Plaintiff has generally asserted a claim for relief pursuant to section 1986. Plaintiff did not, however, refer to 42 U.S.C. § 1985, though a plaintiff must plead a violation of section 1985 in order to assert a claim under section 1986. Nevertheless, construing Plaintiff's Complaint liberally, and finding that Plaintiff has generally alleged a conspiracy, the Court will assess Plaintiff's Complaint as though she asserted the requisite claim under section 1985.

Applying these standards, the Court finds that Plaintiff's Complaint should be dismissed as against all Defendants.

A. Administrative Law Judge Gordon Zeese

In her Complaint, Plaintiff alleges that Judge Zeese issued an unfavorable ruling in her WC case based on her "color and disability." (Doc. 6-1 at 6-7.) In support of her claim, Plaintiff refers to, inter alia, Judge Zeese's alleged "repeatedly misrepresenting evidence of material facts, listening to only one side, [and] making statement of facts, "factually incorrect." (Id. at 7.)

Plaintiff's claim, as pleaded, fails against Judge Zeese because of the doctrine of judicial immunity. "It is well-established that judges are immune from liability for damages for acts committed within their judicial jurisdiction." Stewart v. Baldwin Cnty. Bd. of Educ., 908 F.2d 1499, 1507 (11th Cir. 1990). An allegation that the action taken by the judge in his judicial capacity "was in error, was done maliciously, or was in excess of his authority" will not serve to deprive the judge of immunity unless the evidence shows the judge "acted in the clear absence of all jurisdiction." Stump v. Spark, 435 U.S. 349, 356-57 (1978). The rationale is "the doctrine of judicial immunity is thought to be in the best interests of "the proper administration of justice . . . [, for it allows] a judicial officer, in exercising the authority vested in him [to] be free to act upon his own convictions, without apprehension of personal consequences to himself." Id. at 363. The Eleventh Circuit has determined that this judicial immunity extends to state administrative law judges. Smith v. Shook, 237 F.3d 1322, 1325 (11th Cir. 2001) ("[A]s is the case with trial judges and federal ALJ's, absolute immunity is necessary for state ALJ's to ensure that they can perform their functions without harassment or intimidation.")

* Stored rows *
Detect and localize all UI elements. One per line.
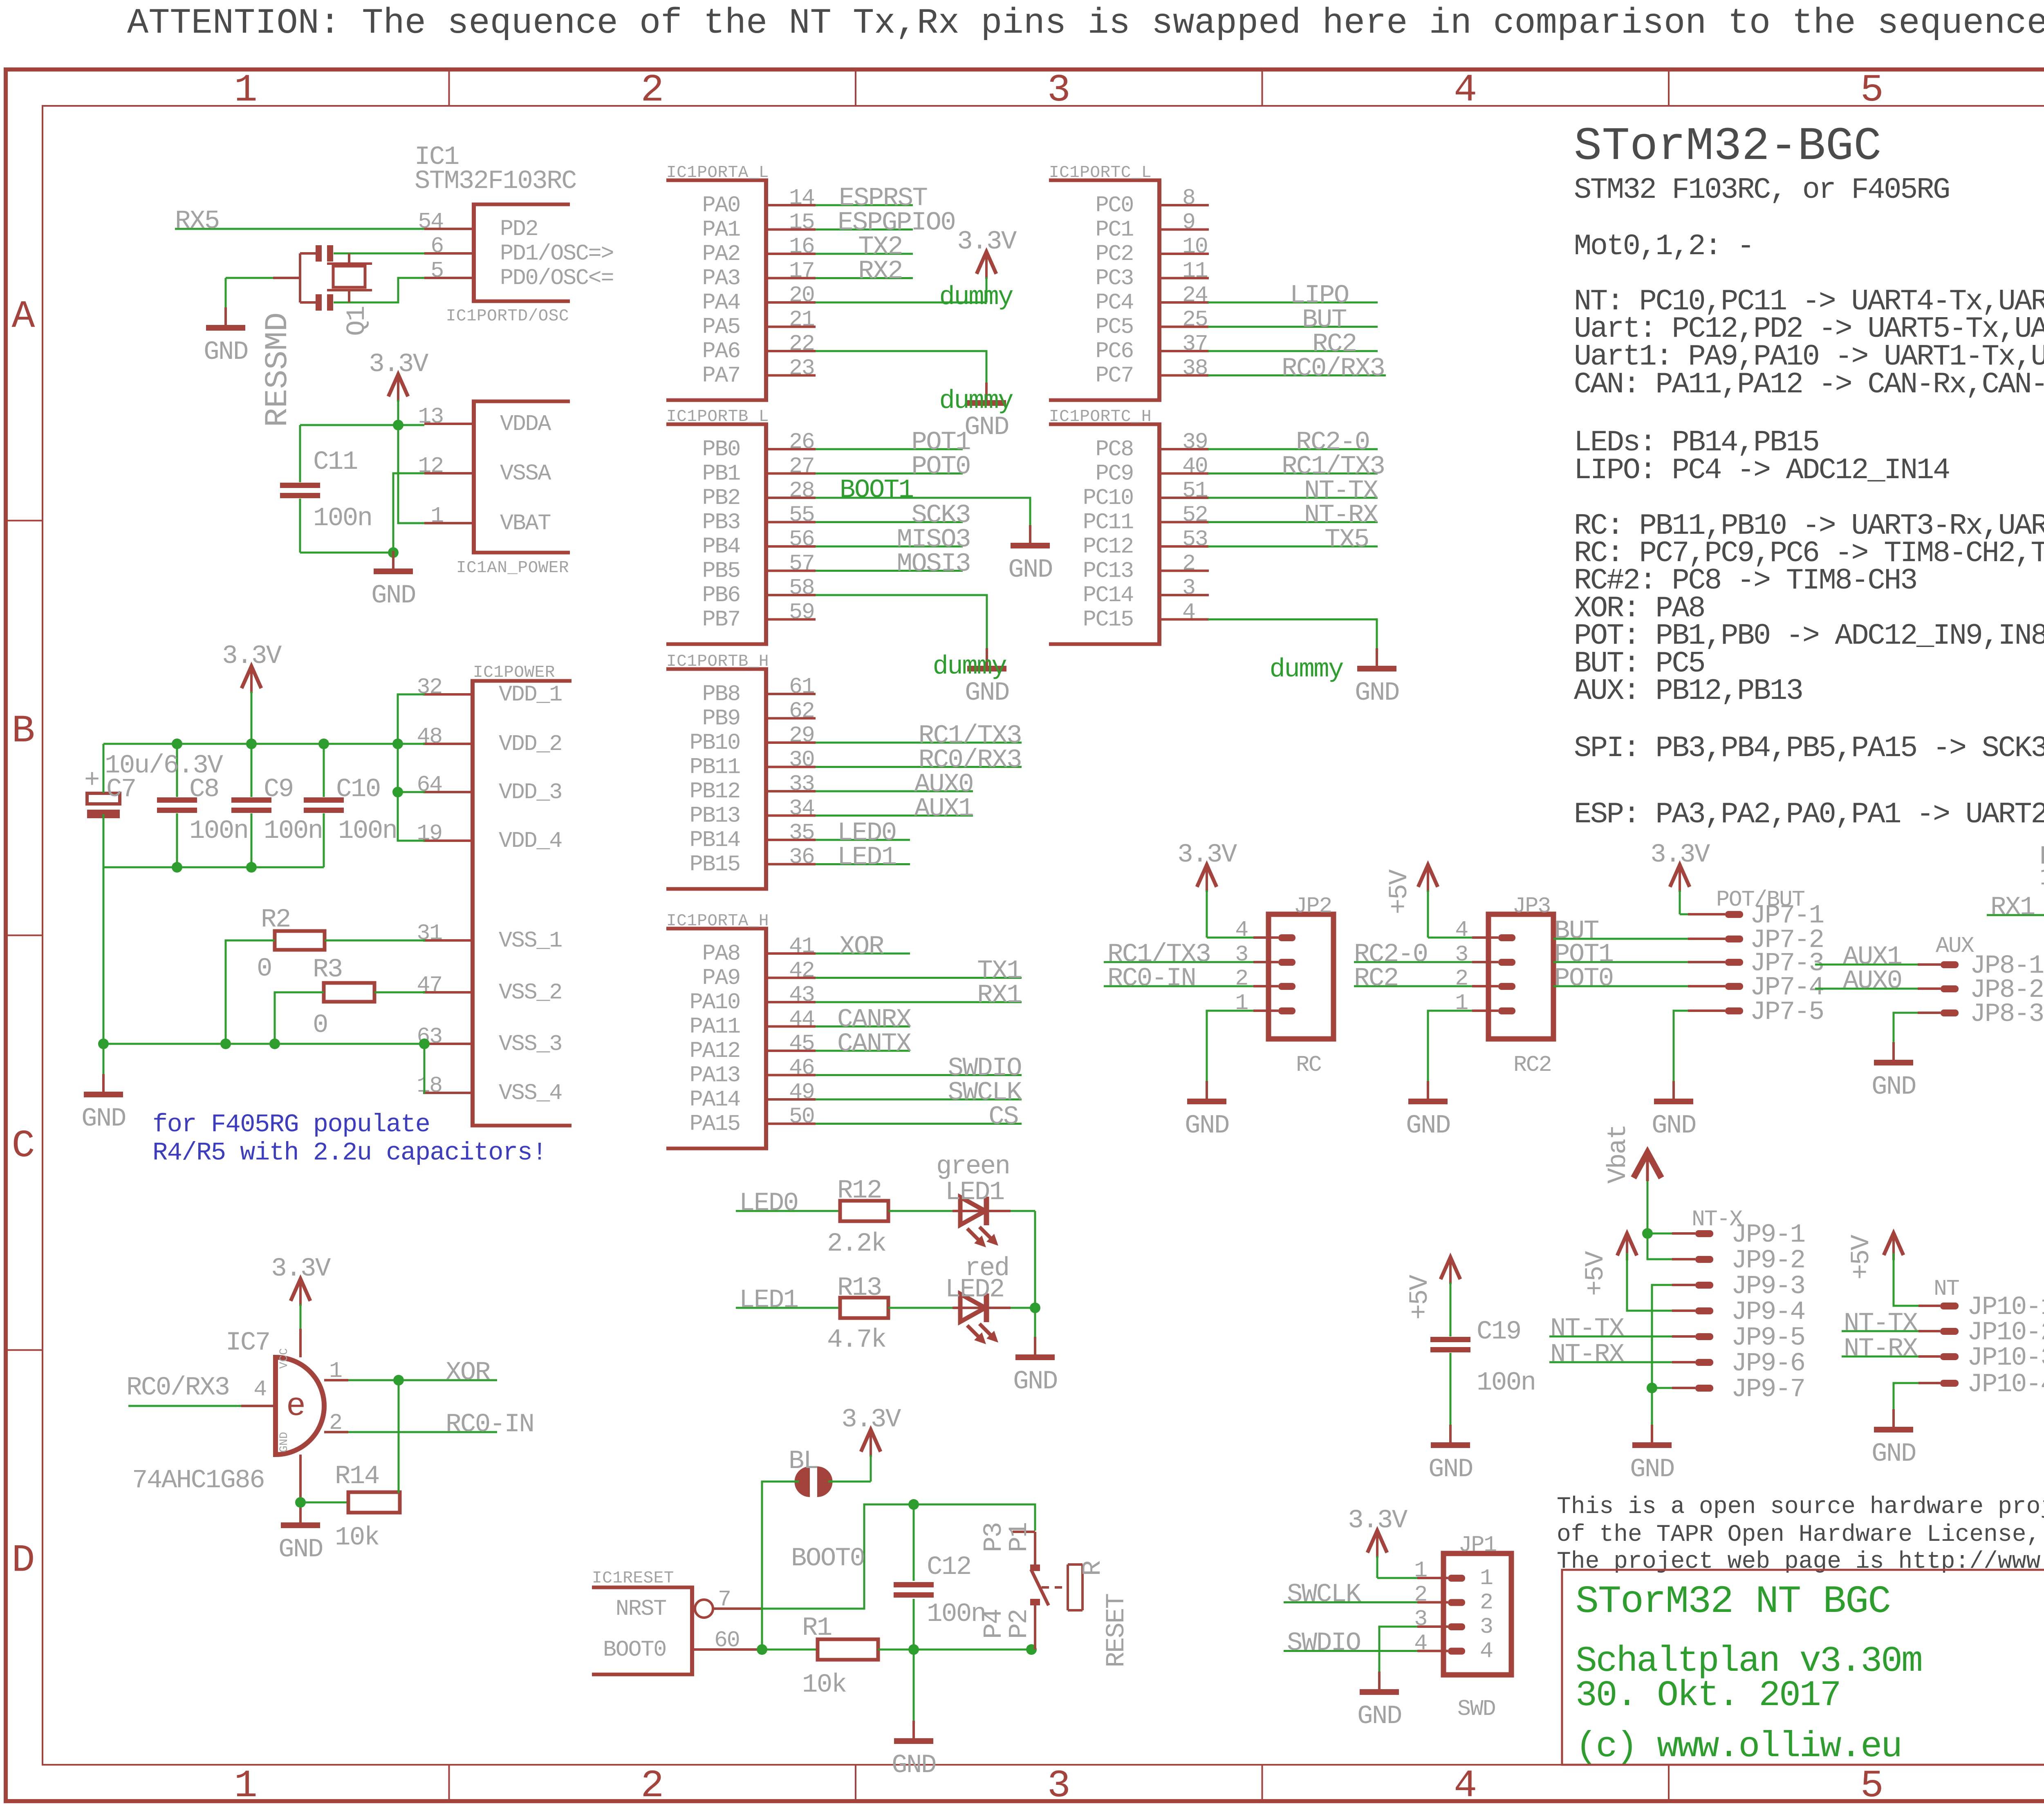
net RC2-0 wire	[1208, 448, 1378, 450]
svg-text:C12: C12	[927, 1553, 971, 1582]
wire VBAT to 3.3V	[398, 425, 424, 523]
net POT1 wire	[816, 448, 963, 450]
supply Vbat arrow	[1634, 1153, 1661, 1178]
svg-text:XOR: XOR	[839, 932, 884, 962]
svg-text:IC1PORTC_L: IC1PORTC_L	[1049, 163, 1152, 182]
net RX2 wire	[816, 277, 913, 279]
svg-text:JP9-2: JP9-2	[1731, 1246, 1805, 1276]
pin 56 (PB4) of IC1	[768, 545, 816, 548]
svg-text:C10: C10	[336, 775, 380, 804]
svg-text:RX2: RX2	[858, 257, 902, 286]
net ESPGPIO0 wire	[816, 228, 913, 231]
wire JP8 pin3 to gnd	[1894, 1013, 1918, 1042]
net LED0 wire	[816, 839, 910, 841]
net ESPRST wire	[816, 204, 913, 206]
svg-text:PC0: PC0	[1096, 192, 1133, 218]
op block IC1PORTD/OSC box	[472, 203, 570, 206]
connector JP1 box	[1443, 1553, 1511, 1675]
svg-text:PB4: PB4	[702, 534, 740, 560]
junction nodes BOOT0 net	[757, 1644, 767, 1655]
svg-text:SWD: SWD	[1457, 1696, 1495, 1722]
wire R14 left lead	[300, 1502, 348, 1504]
frame column ticks bottom	[448, 1765, 450, 1801]
svg-text:57: 57	[789, 551, 814, 577]
pin JP7-4	[1725, 983, 1743, 990]
connector JP2 box	[1269, 914, 1334, 1039]
svg-text:PC14: PC14	[1083, 582, 1133, 608]
svg-text:3: 3	[1455, 942, 1468, 967]
svg-text:1: 1	[234, 1764, 258, 1804]
svg-text:The project web page is http:/: The project web page is http://www.olliw…	[1557, 1549, 2044, 1575]
svg-text:VDD_1: VDD_1	[499, 682, 562, 707]
net RC1/TX3 wire (PB10)	[816, 742, 1022, 744]
svg-text:NRST: NRST	[616, 1596, 666, 1622]
ground symbol BOOT1	[1029, 525, 1031, 546]
svg-text:P2: P2	[1005, 1609, 1034, 1639]
net SWCLK wire	[816, 1099, 1022, 1101]
svg-text:R1: R1	[802, 1614, 831, 1643]
ground symbol JP8	[1892, 1042, 1895, 1063]
svg-text:36: 36	[789, 844, 814, 870]
pin 42 (PA9) of IC1	[768, 977, 816, 979]
pin 45 (PA12) of IC1	[768, 1050, 816, 1052]
svg-text:JP1: JP1	[1459, 1532, 1497, 1558]
svg-text:VSS_1: VSS_1	[499, 928, 562, 953]
svg-text:1: 1	[1414, 1558, 1427, 1583]
svg-text:POT0: POT0	[911, 452, 970, 482]
svg-text:18: 18	[417, 1073, 442, 1099]
svg-text:30. Okt. 2017: 30. Okt. 2017	[1576, 1676, 1840, 1716]
capacitor C10	[304, 797, 344, 803]
pin 32 (VDD_1) of IC1	[423, 693, 471, 696]
pin 13 (VDDA) of IC1	[424, 423, 472, 425]
svg-text:3.3V: 3.3V	[1177, 840, 1237, 870]
svg-text:58: 58	[789, 575, 814, 601]
svg-text:PB13: PB13	[690, 803, 740, 829]
svg-text:6: 6	[430, 233, 443, 259]
svg-text:PB5: PB5	[702, 558, 740, 584]
ground symbol AN_POWER	[392, 551, 394, 571]
svg-text:RC0/RX3: RC0/RX3	[1282, 354, 1384, 384]
net BUT wire to JP7-2	[1553, 938, 1688, 940]
svg-text:59: 59	[789, 600, 814, 625]
ground symbol reset circuit	[912, 1721, 915, 1741]
ground symbol JP1	[1378, 1672, 1381, 1692]
svg-text:RESSMD: RESSMD	[260, 312, 296, 427]
wire R3 left lead	[275, 992, 324, 1044]
junction node JP9-7	[1647, 1383, 1657, 1393]
wire 3.3V rail horizontal	[103, 743, 425, 745]
svg-text:RC0-IN: RC0-IN	[446, 1410, 533, 1439]
svg-text:AUX: PB12,PB13: AUX: PB12,PB13	[1574, 674, 1802, 708]
pin 19 (VDD_4) of IC1	[423, 839, 471, 842]
svg-text:PC15: PC15	[1083, 607, 1133, 633]
svg-text:28: 28	[789, 478, 814, 504]
svg-text:R4/R5 with 2.2u capacitors!: R4/R5 with 2.2u capacitors!	[152, 1138, 547, 1167]
svg-text:SPI: PB3,PB4,PB5,PA15 -> SCK3,: SPI: PB3,PB4,PB5,PA15 -> SCK3,MISO3,MOSI…	[1574, 732, 2044, 765]
svg-text:0: 0	[313, 1011, 327, 1040]
svg-text:GND: GND	[1013, 1367, 1057, 1397]
pin 62 (PB9) of IC1	[768, 717, 816, 720]
pin 35 (PB14) of IC1	[768, 839, 816, 841]
pin 50 (PA15) of IC1	[768, 1123, 816, 1125]
resistor R14	[348, 1492, 400, 1513]
svg-text:LED1: LED1	[837, 843, 896, 873]
svg-text:29: 29	[789, 723, 814, 748]
svg-text:GND: GND	[1652, 1111, 1696, 1141]
svg-text:NT-RX: NT-RX	[1844, 1334, 1918, 1364]
svg-text:dummy: dummy	[939, 387, 1013, 416]
svg-text:2: 2	[1414, 1582, 1427, 1608]
svg-text:LED0: LED0	[739, 1189, 798, 1218]
supply +5V for JP3 pin4	[1418, 865, 1438, 887]
wire R1 right to switch	[878, 1649, 1035, 1651]
net SWCLK wire to JP1 pin2	[1284, 1601, 1417, 1603]
net RX1 wire	[1987, 914, 2044, 916]
ground symbol JP9	[1651, 1425, 1653, 1445]
capacitor C8	[157, 797, 197, 803]
svg-text:12: 12	[418, 453, 443, 479]
junction node VDD_3	[392, 787, 403, 797]
svg-text:100n: 100n	[927, 1600, 986, 1629]
pin 38 (PC7) of IC1	[1161, 374, 1209, 377]
switch RESET (S1)	[1013, 1531, 1035, 1533]
pin 4 of JP2	[1278, 934, 1295, 941]
pin JP7-1	[1725, 911, 1743, 918]
svg-text:42: 42	[789, 958, 814, 984]
svg-text:JP9-7: JP9-7	[1731, 1375, 1805, 1404]
wire R2 left lead	[226, 940, 275, 1044]
wire cap top leads	[103, 744, 105, 793]
svg-text:PC11: PC11	[1083, 510, 1133, 535]
svg-text:R2: R2	[261, 905, 290, 935]
svg-text:4.7k: 4.7k	[827, 1325, 886, 1355]
pin 26 (PB0) of IC1	[768, 448, 816, 450]
op block IC1PORTA_H box	[666, 927, 768, 931]
svg-text:VDDA: VDDA	[500, 411, 551, 437]
net SWDIO wire	[816, 1074, 1022, 1076]
pin 24 (PC4) of IC1	[1161, 301, 1209, 304]
svg-text:PA11: PA11	[690, 1014, 740, 1040]
resistor R13	[840, 1298, 888, 1318]
svg-text:PA0: PA0	[702, 192, 740, 218]
ground symbol JP7	[1672, 1081, 1675, 1101]
svg-text:1: 1	[234, 68, 258, 112]
svg-text:PC12: PC12	[1083, 534, 1133, 560]
supply 3.3V for BL	[861, 1430, 881, 1452]
supply +5V for JP10	[1884, 1233, 1903, 1255]
svg-text:GND: GND	[1406, 1111, 1450, 1141]
svg-text:JP7-5: JP7-5	[1750, 998, 1824, 1027]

* Exercises to complete *
1. Answer these questions from the court excerpt, one answer per line, marked like the questions:
(a) To assert a claim under section 1986, a plaintiff must plead a violation of which section?
(b) According to the Complaint, what was Judge Zeese's unfavorable ruling in the WC case based on?
(c) Which court determined that judicial immunity extends to state administrative law judges?
2. How many lines in the rows contain the string "VDDA"? Case counts. Reply with the number only.

* Per-task answers *
1.
(a) 42 U.S.C. § 1985
(b) Her "color and disability."
(c) The Eleventh Circuit

2. 2